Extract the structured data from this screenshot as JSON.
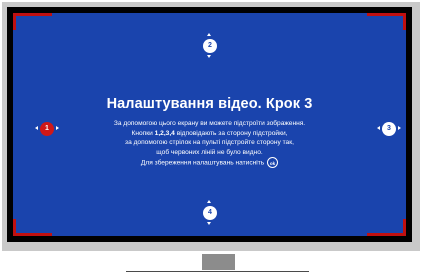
{
  "screen": {
    "title": "Налаштування відео. Крок 3",
    "lines": [
      "За допомогою цього екрану ви можете підстроїти зображення.",
      "відповідають за сторону підстройки,",
      "за допомогою стрілок на пульті підстройте сторону так,",
      "щоб червоних ліній не було видно.",
      "Для збереження налаштувань натисніть"
    ],
    "line2_prefix": "Кнопки",
    "line2_keys": "1,2,3,4",
    "ok_label": "ok"
  },
  "controls": {
    "top": "2",
    "left": "1",
    "right": "3",
    "bottom": "4"
  },
  "colors": {
    "screen_bg": "#1a44ad",
    "border_lines": "#c01010",
    "active_control": "#d01818"
  }
}
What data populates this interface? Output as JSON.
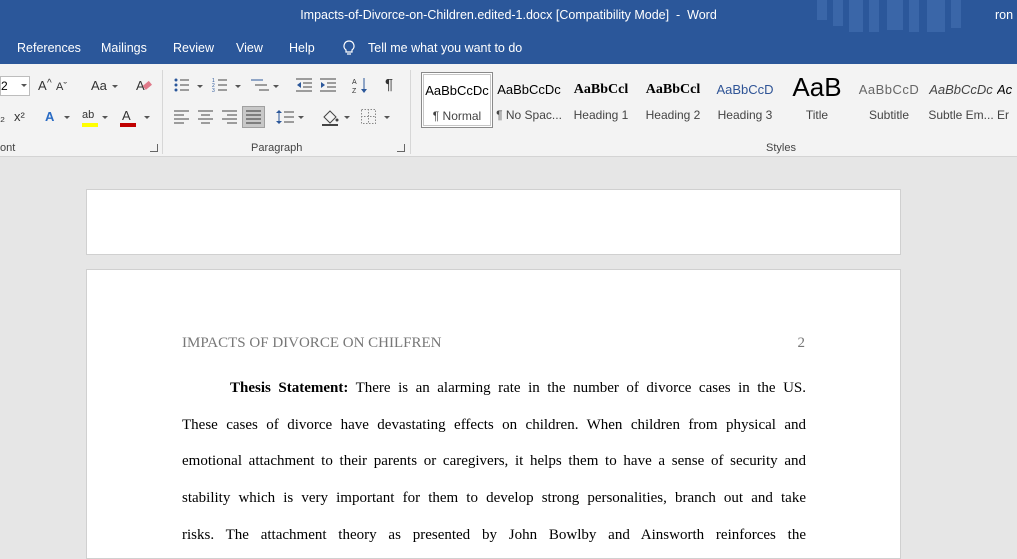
{
  "window": {
    "title": "Impacts-of-Divorce-on-Children.edited-1.docx [Compatibility Mode]  -  Word",
    "user": "ron"
  },
  "menu": {
    "items": [
      "References",
      "Mailings",
      "Review",
      "View",
      "Help"
    ],
    "tell_me": "Tell me what you want to do"
  },
  "ribbon": {
    "font_size": "2",
    "groups": {
      "font": "ont",
      "paragraph": "Paragraph",
      "styles": "Styles"
    },
    "icons": {
      "grow_font": "A",
      "case": "Aa",
      "superscript": "x²",
      "text_effects": "A",
      "highlight": "ab",
      "font_color": "A",
      "pilcrow": "¶"
    },
    "styles_gallery": [
      {
        "sample": "AaBbCcDc",
        "name": "¶ Normal",
        "selected": true
      },
      {
        "sample": "AaBbCcDc",
        "name": "¶ No Spac..."
      },
      {
        "sample": "AaBbCcl",
        "name": "Heading 1"
      },
      {
        "sample": "AaBbCcl",
        "name": "Heading 2"
      },
      {
        "sample": "AaBbCcD",
        "name": "Heading 3"
      },
      {
        "sample": "AaB",
        "name": "Title"
      },
      {
        "sample": "AaBbCcD",
        "name": "Subtitle"
      },
      {
        "sample": "AaBbCcDc",
        "name": "Subtle Em..."
      },
      {
        "sample": "Ac",
        "name": "Er"
      }
    ]
  },
  "colors": {
    "word_blue": "#2b579a",
    "font_color_red": "#c00000",
    "highlight_yellow": "#ffff00",
    "heading_blue": "#2f5496"
  },
  "document": {
    "running_head": "IMPACTS OF DIVORCE ON CHILFREN",
    "page_number": "2",
    "thesis_label": "Thesis Statement:",
    "lines": [
      "There is an alarming rate in the number of divorce cases in the US.",
      "These cases of divorce have devastating effects on children. When children from physical and",
      "emotional attachment to their parents or caregivers, it helps them to have a sense of security and",
      "stability which is very important for them to develop strong personalities, branch out and take",
      "risks. The attachment theory as presented by John Bowlby and Ainsworth reinforces the"
    ]
  }
}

..............................

**INSTRUCTIONS FOR THE TASK**
Lines that hold the word "from" are the ones to return, every one of them.

**REPLY TO THE TASK**
Extract the structured data from this screenshot as JSON.
      "These cases of divorce have devastating effects on children. When children from physical and",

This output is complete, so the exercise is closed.